## GIVEN EXERCISE
Repeat the material below word for word and leave out all pictures.

(Excerpts from a figure dataset)
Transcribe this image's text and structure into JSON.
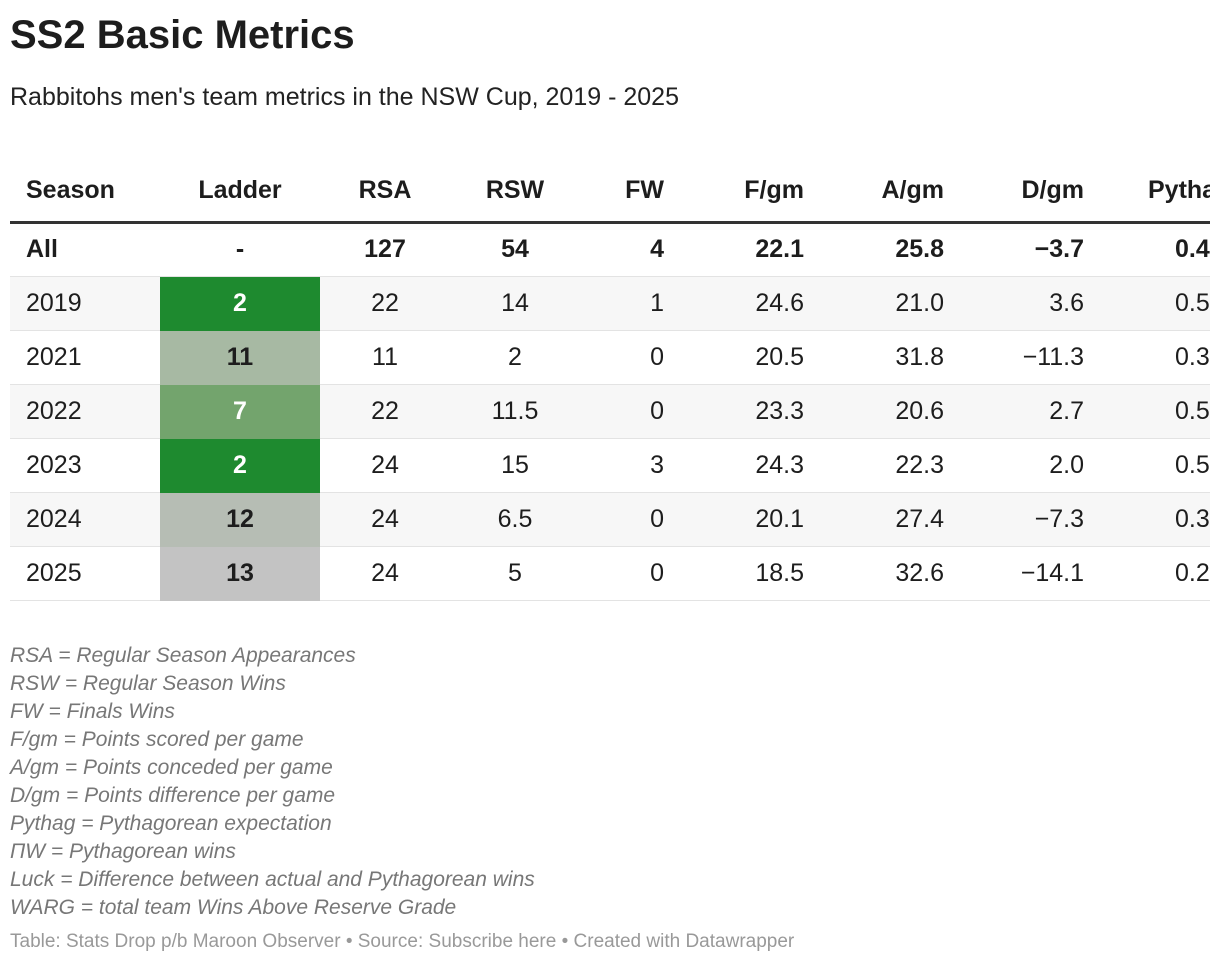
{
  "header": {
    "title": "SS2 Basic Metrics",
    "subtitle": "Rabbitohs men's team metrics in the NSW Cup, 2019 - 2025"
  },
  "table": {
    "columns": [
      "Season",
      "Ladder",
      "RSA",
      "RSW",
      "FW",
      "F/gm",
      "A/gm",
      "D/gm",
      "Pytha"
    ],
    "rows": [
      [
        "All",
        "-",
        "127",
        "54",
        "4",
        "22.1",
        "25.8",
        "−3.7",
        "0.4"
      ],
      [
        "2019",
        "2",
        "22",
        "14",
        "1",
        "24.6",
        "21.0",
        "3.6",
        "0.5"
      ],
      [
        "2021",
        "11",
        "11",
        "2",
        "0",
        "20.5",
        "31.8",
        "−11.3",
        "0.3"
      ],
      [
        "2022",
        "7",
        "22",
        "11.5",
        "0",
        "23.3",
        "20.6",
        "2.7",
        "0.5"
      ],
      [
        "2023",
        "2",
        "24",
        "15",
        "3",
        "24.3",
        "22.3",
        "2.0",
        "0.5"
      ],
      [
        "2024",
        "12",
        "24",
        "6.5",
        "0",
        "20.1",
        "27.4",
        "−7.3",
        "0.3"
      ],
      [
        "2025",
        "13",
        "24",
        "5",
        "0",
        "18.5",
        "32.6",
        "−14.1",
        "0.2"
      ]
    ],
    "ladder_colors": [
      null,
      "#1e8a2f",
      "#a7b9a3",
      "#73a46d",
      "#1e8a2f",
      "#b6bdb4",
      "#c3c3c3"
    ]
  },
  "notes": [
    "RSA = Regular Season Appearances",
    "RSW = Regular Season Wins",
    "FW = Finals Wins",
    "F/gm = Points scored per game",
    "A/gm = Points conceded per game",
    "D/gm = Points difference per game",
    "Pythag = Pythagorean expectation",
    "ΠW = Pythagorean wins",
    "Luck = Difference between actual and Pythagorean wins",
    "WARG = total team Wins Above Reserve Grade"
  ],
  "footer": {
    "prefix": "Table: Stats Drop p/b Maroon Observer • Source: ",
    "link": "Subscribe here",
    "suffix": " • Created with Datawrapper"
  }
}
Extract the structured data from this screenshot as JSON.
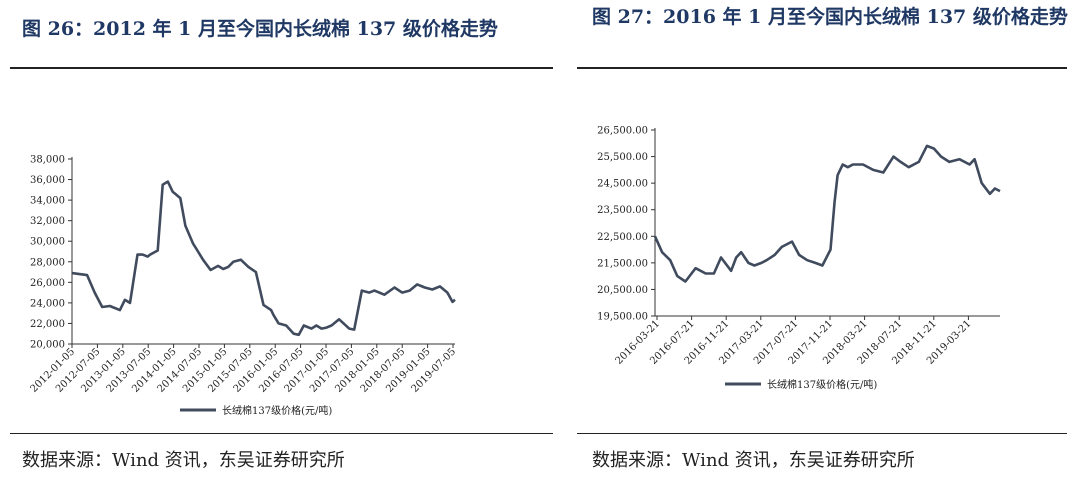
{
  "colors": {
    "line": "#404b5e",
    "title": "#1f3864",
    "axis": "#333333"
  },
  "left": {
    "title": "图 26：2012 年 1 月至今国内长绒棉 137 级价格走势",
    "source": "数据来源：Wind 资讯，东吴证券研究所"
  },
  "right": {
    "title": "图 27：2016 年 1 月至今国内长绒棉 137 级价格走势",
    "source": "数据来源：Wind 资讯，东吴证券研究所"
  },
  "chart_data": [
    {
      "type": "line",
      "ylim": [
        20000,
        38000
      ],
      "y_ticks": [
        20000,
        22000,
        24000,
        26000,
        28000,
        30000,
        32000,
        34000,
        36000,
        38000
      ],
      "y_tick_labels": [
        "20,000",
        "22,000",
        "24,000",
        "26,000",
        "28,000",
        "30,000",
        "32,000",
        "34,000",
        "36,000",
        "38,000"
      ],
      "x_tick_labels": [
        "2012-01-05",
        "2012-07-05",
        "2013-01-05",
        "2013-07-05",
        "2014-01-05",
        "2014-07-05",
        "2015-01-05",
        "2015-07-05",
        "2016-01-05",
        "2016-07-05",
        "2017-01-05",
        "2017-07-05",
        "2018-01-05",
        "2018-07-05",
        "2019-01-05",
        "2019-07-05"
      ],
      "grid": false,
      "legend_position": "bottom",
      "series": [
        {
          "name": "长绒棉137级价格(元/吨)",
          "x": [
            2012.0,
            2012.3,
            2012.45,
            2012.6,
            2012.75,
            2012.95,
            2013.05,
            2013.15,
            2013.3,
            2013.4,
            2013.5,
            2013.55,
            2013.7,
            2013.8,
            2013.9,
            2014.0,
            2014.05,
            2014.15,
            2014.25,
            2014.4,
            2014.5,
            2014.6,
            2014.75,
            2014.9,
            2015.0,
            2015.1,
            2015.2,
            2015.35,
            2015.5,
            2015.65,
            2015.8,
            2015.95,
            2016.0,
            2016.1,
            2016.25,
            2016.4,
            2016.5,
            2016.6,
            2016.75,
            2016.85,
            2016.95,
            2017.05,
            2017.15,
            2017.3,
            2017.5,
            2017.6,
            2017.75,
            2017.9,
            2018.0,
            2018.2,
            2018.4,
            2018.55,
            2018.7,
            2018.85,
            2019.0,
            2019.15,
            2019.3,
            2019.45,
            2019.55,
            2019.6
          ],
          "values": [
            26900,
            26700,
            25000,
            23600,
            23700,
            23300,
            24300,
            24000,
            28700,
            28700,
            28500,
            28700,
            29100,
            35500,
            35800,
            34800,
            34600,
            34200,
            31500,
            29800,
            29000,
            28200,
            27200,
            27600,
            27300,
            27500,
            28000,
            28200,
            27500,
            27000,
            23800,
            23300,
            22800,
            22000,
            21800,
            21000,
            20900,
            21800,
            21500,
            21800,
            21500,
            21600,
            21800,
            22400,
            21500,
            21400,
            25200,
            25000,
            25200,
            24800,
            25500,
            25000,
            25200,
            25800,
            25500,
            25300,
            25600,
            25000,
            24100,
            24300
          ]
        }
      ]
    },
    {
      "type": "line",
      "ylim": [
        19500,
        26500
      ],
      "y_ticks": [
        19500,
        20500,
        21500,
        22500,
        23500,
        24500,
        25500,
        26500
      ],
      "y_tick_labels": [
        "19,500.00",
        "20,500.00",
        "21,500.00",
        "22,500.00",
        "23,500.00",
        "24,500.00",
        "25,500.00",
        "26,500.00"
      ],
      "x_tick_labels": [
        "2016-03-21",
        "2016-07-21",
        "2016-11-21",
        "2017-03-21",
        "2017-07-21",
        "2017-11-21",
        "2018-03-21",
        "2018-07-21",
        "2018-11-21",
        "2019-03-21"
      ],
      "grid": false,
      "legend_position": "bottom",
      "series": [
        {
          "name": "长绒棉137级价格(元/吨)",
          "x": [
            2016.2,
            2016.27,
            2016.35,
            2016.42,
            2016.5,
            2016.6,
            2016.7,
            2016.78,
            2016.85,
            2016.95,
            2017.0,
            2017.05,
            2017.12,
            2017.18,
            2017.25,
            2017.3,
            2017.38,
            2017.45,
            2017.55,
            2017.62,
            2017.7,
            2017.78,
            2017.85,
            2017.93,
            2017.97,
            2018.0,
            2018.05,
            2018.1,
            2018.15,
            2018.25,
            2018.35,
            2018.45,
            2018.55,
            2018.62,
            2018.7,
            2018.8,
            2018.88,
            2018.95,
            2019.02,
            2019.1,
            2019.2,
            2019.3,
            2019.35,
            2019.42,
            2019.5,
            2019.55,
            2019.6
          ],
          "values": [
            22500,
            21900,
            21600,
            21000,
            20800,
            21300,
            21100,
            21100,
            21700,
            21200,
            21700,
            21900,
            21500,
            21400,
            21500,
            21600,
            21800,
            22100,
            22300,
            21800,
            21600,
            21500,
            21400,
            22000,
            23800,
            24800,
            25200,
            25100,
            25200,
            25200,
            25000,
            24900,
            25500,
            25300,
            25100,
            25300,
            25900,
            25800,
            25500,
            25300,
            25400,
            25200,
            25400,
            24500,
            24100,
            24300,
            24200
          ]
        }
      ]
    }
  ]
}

## RESULT FOR THIS EXERCISE
Transcribe this image's text and structure into JSON.
{
  "header": {
    "title": "SS2 Basic Metrics",
    "subtitle": "Rabbitohs men's team metrics in the NSW Cup, 2019 - 2025"
  },
  "table": {
    "columns": [
      "Season",
      "Ladder",
      "RSA",
      "RSW",
      "FW",
      "F/gm",
      "A/gm",
      "D/gm",
      "Pytha"
    ],
    "rows": [
      [
        "All",
        "-",
        "127",
        "54",
        "4",
        "22.1",
        "25.8",
        "−3.7",
        "0.4"
      ],
      [
        "2019",
        "2",
        "22",
        "14",
        "1",
        "24.6",
        "21.0",
        "3.6",
        "0.5"
      ],
      [
        "2021",
        "11",
        "11",
        "2",
        "0",
        "20.5",
        "31.8",
        "−11.3",
        "0.3"
      ],
      [
        "2022",
        "7",
        "22",
        "11.5",
        "0",
        "23.3",
        "20.6",
        "2.7",
        "0.5"
      ],
      [
        "2023",
        "2",
        "24",
        "15",
        "3",
        "24.3",
        "22.3",
        "2.0",
        "0.5"
      ],
      [
        "2024",
        "12",
        "24",
        "6.5",
        "0",
        "20.1",
        "27.4",
        "−7.3",
        "0.3"
      ],
      [
        "2025",
        "13",
        "24",
        "5",
        "0",
        "18.5",
        "32.6",
        "−14.1",
        "0.2"
      ]
    ],
    "ladder_colors": [
      null,
      "#1e8a2f",
      "#a7b9a3",
      "#73a46d",
      "#1e8a2f",
      "#b6bdb4",
      "#c3c3c3"
    ]
  },
  "notes": [
    "RSA = Regular Season Appearances",
    "RSW = Regular Season Wins",
    "FW = Finals Wins",
    "F/gm = Points scored per game",
    "A/gm = Points conceded per game",
    "D/gm = Points difference per game",
    "Pythag = Pythagorean expectation",
    "ΠW = Pythagorean wins",
    "Luck = Difference between actual and Pythagorean wins",
    "WARG = total team Wins Above Reserve Grade"
  ],
  "footer": {
    "prefix": "Table: Stats Drop p/b Maroon Observer • Source: ",
    "link": "Subscribe here",
    "suffix": " • Created with Datawrapper"
  }
}
Extract the structured data from this screenshot as JSON.
{
  "colors": {
    "line": "#404b5e",
    "title": "#1f3864",
    "axis": "#333333"
  },
  "left": {
    "title": "图 26：2012 年 1 月至今国内长绒棉 137 级价格走势",
    "source": "数据来源：Wind 资讯，东吴证券研究所"
  },
  "right": {
    "title": "图 27：2016 年 1 月至今国内长绒棉 137 级价格走势",
    "source": "数据来源：Wind 资讯，东吴证券研究所"
  },
  "chart_data": [
    {
      "type": "line",
      "ylim": [
        20000,
        38000
      ],
      "y_ticks": [
        20000,
        22000,
        24000,
        26000,
        28000,
        30000,
        32000,
        34000,
        36000,
        38000
      ],
      "y_tick_labels": [
        "20,000",
        "22,000",
        "24,000",
        "26,000",
        "28,000",
        "30,000",
        "32,000",
        "34,000",
        "36,000",
        "38,000"
      ],
      "x_tick_labels": [
        "2012-01-05",
        "2012-07-05",
        "2013-01-05",
        "2013-07-05",
        "2014-01-05",
        "2014-07-05",
        "2015-01-05",
        "2015-07-05",
        "2016-01-05",
        "2016-07-05",
        "2017-01-05",
        "2017-07-05",
        "2018-01-05",
        "2018-07-05",
        "2019-01-05",
        "2019-07-05"
      ],
      "grid": false,
      "legend_position": "bottom",
      "series": [
        {
          "name": "长绒棉137级价格(元/吨)",
          "x": [
            2012.0,
            2012.3,
            2012.45,
            2012.6,
            2012.75,
            2012.95,
            2013.05,
            2013.15,
            2013.3,
            2013.4,
            2013.5,
            2013.55,
            2013.7,
            2013.8,
            2013.9,
            2014.0,
            2014.05,
            2014.15,
            2014.25,
            2014.4,
            2014.5,
            2014.6,
            2014.75,
            2014.9,
            2015.0,
            2015.1,
            2015.2,
            2015.35,
            2015.5,
            2015.65,
            2015.8,
            2015.95,
            2016.0,
            2016.1,
            2016.25,
            2016.4,
            2016.5,
            2016.6,
            2016.75,
            2016.85,
            2016.95,
            2017.05,
            2017.15,
            2017.3,
            2017.5,
            2017.6,
            2017.75,
            2017.9,
            2018.0,
            2018.2,
            2018.4,
            2018.55,
            2018.7,
            2018.85,
            2019.0,
            2019.15,
            2019.3,
            2019.45,
            2019.55,
            2019.6
          ],
          "values": [
            26900,
            26700,
            25000,
            23600,
            23700,
            23300,
            24300,
            24000,
            28700,
            28700,
            28500,
            28700,
            29100,
            35500,
            35800,
            34800,
            34600,
            34200,
            31500,
            29800,
            29000,
            28200,
            27200,
            27600,
            27300,
            27500,
            28000,
            28200,
            27500,
            27000,
            23800,
            23300,
            22800,
            22000,
            21800,
            21000,
            20900,
            21800,
            21500,
            21800,
            21500,
            21600,
            21800,
            22400,
            21500,
            21400,
            25200,
            25000,
            25200,
            24800,
            25500,
            25000,
            25200,
            25800,
            25500,
            25300,
            25600,
            25000,
            24100,
            24300
          ]
        }
      ]
    },
    {
      "type": "line",
      "ylim": [
        19500,
        26500
      ],
      "y_ticks": [
        19500,
        20500,
        21500,
        22500,
        23500,
        24500,
        25500,
        26500
      ],
      "y_tick_labels": [
        "19,500.00",
        "20,500.00",
        "21,500.00",
        "22,500.00",
        "23,500.00",
        "24,500.00",
        "25,500.00",
        "26,500.00"
      ],
      "x_tick_labels": [
        "2016-03-21",
        "2016-07-21",
        "2016-11-21",
        "2017-03-21",
        "2017-07-21",
        "2017-11-21",
        "2018-03-21",
        "2018-07-21",
        "2018-11-21",
        "2019-03-21"
      ],
      "grid": false,
      "legend_position": "bottom",
      "series": [
        {
          "name": "长绒棉137级价格(元/吨)",
          "x": [
            2016.2,
            2016.27,
            2016.35,
            2016.42,
            2016.5,
            2016.6,
            2016.7,
            2016.78,
            2016.85,
            2016.95,
            2017.0,
            2017.05,
            2017.12,
            2017.18,
            2017.25,
            2017.3,
            2017.38,
            2017.45,
            2017.55,
            2017.62,
            2017.7,
            2017.78,
            2017.85,
            2017.93,
            2017.97,
            2018.0,
            2018.05,
            2018.1,
            2018.15,
            2018.25,
            2018.35,
            2018.45,
            2018.55,
            2018.62,
            2018.7,
            2018.8,
            2018.88,
            2018.95,
            2019.02,
            2019.1,
            2019.2,
            2019.3,
            2019.35,
            2019.42,
            2019.5,
            2019.55,
            2019.6
          ],
          "values": [
            22500,
            21900,
            21600,
            21000,
            20800,
            21300,
            21100,
            21100,
            21700,
            21200,
            21700,
            21900,
            21500,
            21400,
            21500,
            21600,
            21800,
            22100,
            22300,
            21800,
            21600,
            21500,
            21400,
            22000,
            23800,
            24800,
            25200,
            25100,
            25200,
            25200,
            25000,
            24900,
            25500,
            25300,
            25100,
            25300,
            25900,
            25800,
            25500,
            25300,
            25400,
            25200,
            25400,
            24500,
            24100,
            24300,
            24200
          ]
        }
      ]
    }
  ]
}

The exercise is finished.